* [TASK DETAILS]
Lift every line from the entries that includes the word "text".

(Stored records)

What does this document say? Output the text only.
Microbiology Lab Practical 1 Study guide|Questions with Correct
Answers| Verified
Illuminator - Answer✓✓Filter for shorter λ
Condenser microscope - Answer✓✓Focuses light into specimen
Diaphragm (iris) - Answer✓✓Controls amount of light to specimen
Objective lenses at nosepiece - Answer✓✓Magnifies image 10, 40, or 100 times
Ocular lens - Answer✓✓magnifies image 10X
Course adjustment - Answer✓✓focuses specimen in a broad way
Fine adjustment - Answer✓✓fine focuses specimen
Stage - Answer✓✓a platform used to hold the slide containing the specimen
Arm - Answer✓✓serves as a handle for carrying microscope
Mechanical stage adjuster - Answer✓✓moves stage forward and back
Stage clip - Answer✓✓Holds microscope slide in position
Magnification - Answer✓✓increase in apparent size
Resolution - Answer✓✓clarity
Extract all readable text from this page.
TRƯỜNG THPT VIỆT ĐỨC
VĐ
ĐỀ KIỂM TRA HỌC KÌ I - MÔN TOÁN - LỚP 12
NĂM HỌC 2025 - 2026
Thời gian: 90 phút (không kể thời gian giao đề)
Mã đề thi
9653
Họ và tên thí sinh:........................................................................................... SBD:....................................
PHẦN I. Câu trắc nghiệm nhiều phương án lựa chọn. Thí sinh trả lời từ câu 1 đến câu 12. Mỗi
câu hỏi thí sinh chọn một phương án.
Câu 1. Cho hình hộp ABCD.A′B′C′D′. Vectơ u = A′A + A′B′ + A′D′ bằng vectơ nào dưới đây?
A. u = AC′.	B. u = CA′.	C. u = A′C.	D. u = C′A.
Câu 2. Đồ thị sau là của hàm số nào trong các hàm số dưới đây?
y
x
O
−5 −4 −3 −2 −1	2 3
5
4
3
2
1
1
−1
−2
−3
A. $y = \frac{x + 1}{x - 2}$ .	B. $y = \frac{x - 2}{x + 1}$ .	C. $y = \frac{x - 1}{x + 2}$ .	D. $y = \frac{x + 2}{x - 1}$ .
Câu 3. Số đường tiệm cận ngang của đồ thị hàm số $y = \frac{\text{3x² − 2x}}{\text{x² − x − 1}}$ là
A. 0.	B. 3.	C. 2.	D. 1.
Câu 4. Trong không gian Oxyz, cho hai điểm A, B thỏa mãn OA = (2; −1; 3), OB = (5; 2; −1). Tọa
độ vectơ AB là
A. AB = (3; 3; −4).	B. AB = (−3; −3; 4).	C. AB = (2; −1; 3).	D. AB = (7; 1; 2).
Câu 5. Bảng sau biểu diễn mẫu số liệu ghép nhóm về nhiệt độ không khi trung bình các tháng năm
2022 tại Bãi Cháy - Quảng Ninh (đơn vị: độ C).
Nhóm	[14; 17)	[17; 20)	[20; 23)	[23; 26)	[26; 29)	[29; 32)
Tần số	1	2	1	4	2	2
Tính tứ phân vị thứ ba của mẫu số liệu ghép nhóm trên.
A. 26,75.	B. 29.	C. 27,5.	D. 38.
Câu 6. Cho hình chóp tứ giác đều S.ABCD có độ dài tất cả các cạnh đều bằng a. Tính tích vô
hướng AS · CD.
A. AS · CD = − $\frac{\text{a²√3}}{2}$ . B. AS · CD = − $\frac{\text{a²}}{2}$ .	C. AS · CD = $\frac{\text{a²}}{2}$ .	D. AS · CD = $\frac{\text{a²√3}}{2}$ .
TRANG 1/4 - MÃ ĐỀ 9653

* [REPLY TO THE EXERCISE]
What does this document say? Output the text only.
Extract all readable text from this page.
Câu 3. Số đường tiệm cận ngang của đồ thị hàm số $y = \frac{\text{3x² − 2x}}{\text{x² − x − 1}}$ là
A. AS · CD = − $\frac{\text{a²√3}}{2}$ . B. AS · CD = − $\frac{\text{a²}}{2}$ .	C. AS · CD = $\frac{\text{a²}}{2}$ .	D. AS · CD = $\frac{\text{a²√3}}{2}$ .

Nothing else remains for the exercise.